Your objective:
Look below and pull out each line with the word "водоотведения".

Dataset entries
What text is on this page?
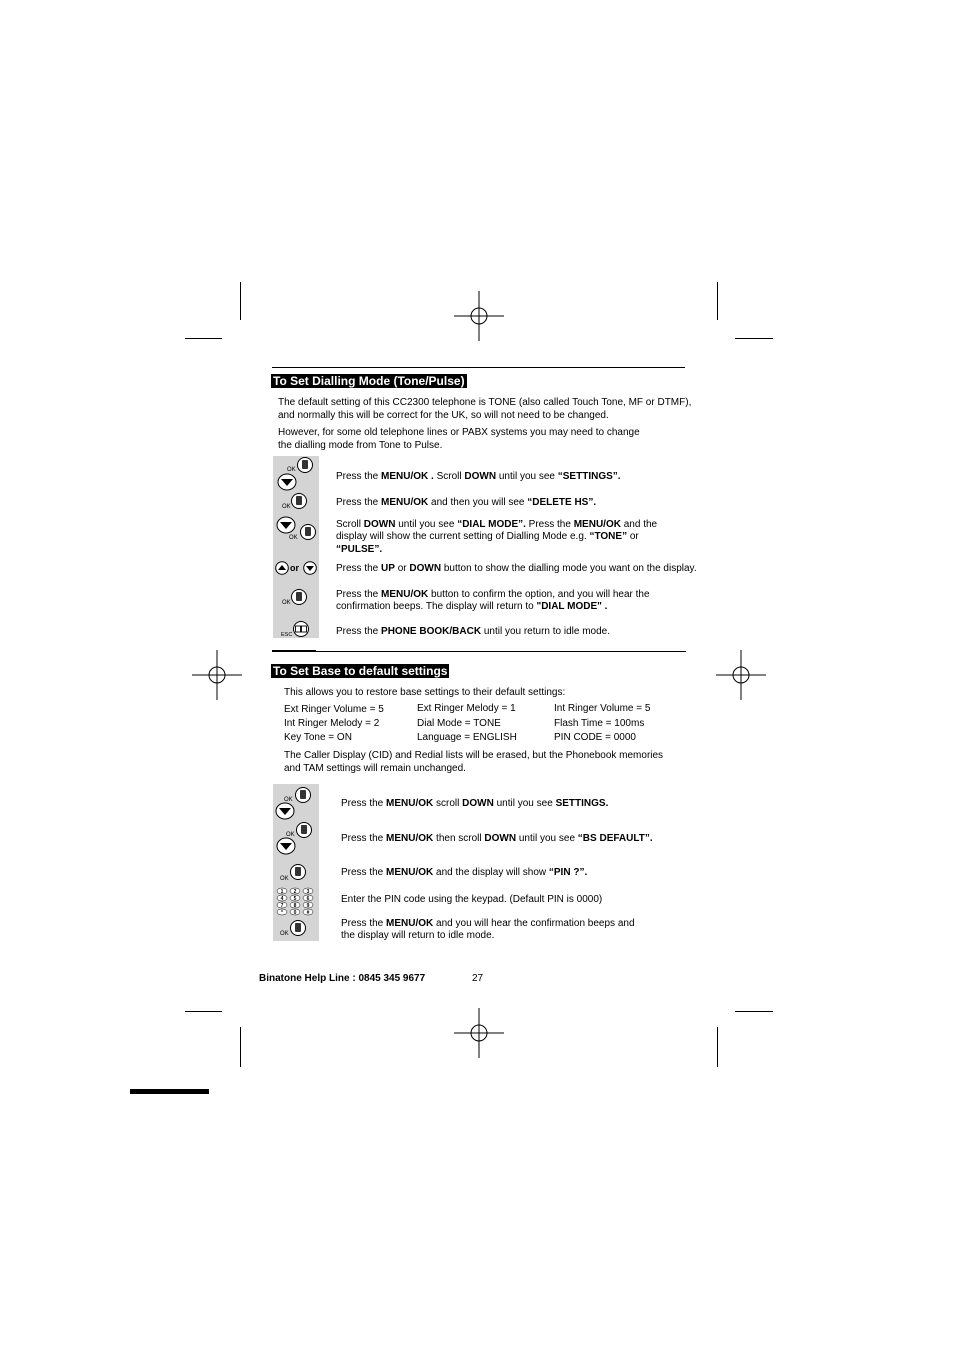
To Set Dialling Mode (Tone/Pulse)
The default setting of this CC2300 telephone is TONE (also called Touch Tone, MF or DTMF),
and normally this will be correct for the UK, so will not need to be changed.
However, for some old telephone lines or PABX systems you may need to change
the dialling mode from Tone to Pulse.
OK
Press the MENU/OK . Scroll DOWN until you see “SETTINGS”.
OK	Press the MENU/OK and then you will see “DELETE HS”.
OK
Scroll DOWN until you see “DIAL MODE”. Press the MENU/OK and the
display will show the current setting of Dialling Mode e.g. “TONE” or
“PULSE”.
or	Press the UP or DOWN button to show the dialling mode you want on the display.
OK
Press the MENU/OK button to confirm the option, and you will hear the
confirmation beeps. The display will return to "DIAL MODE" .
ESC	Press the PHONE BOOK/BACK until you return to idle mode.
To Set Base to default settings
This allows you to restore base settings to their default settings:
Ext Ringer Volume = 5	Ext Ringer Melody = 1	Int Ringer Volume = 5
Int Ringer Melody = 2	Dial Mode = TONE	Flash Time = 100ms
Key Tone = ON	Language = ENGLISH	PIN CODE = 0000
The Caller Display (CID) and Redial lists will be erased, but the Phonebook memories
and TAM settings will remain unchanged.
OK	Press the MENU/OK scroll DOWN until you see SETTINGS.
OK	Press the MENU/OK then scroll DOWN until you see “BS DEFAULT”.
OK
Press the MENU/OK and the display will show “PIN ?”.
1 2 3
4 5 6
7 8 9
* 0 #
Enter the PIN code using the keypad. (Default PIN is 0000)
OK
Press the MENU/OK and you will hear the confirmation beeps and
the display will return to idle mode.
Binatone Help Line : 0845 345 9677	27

--

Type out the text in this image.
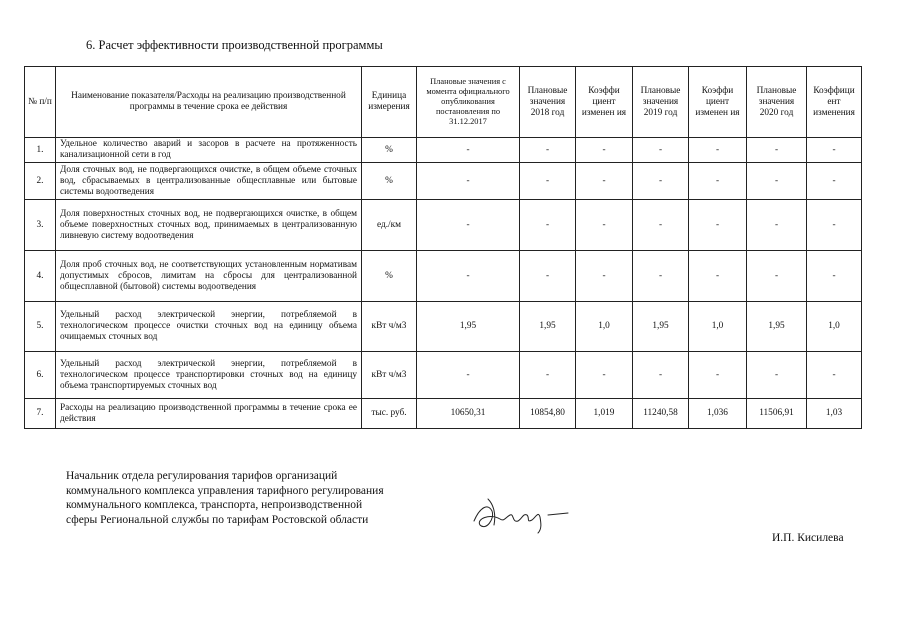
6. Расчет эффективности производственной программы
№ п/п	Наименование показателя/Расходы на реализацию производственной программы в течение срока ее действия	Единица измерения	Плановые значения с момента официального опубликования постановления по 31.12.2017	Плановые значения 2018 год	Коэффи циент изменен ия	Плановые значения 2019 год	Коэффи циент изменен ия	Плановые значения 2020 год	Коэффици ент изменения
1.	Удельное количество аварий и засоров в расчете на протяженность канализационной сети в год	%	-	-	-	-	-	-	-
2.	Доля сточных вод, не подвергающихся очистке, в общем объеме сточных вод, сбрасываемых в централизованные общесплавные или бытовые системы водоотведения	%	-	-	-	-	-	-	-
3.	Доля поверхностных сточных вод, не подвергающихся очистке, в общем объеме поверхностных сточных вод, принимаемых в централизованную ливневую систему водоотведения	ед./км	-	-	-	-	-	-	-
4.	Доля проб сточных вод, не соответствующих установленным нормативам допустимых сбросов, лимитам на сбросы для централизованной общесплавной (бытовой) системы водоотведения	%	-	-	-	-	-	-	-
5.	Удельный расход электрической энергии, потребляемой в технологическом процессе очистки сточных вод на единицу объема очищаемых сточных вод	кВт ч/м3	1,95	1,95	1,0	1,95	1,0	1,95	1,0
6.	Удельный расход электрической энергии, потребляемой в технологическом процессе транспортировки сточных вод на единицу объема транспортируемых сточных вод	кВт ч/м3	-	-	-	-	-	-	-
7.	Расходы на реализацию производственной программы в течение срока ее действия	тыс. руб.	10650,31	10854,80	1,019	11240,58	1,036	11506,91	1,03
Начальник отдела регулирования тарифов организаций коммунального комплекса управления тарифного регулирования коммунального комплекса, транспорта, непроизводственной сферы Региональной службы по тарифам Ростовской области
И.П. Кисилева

Response to this task:
2.	Доля сточных вод, не подвергающихся очистке, в общем объеме сточных вод, сбрасываемых в централизованные общесплавные или бытовые системы водоотведения	%	-	-	-	-	-	-	-
3.	Доля поверхностных сточных вод, не подвергающихся очистке, в общем объеме поверхностных сточных вод, принимаемых в централизованную ливневую систему водоотведения	ед./км	-	-	-	-	-	-	-
4.	Доля проб сточных вод, не соответствующих установленным нормативам допустимых сбросов, лимитам на сбросы для централизованной общесплавной (бытовой) системы водоотведения	%	-	-	-	-	-	-	-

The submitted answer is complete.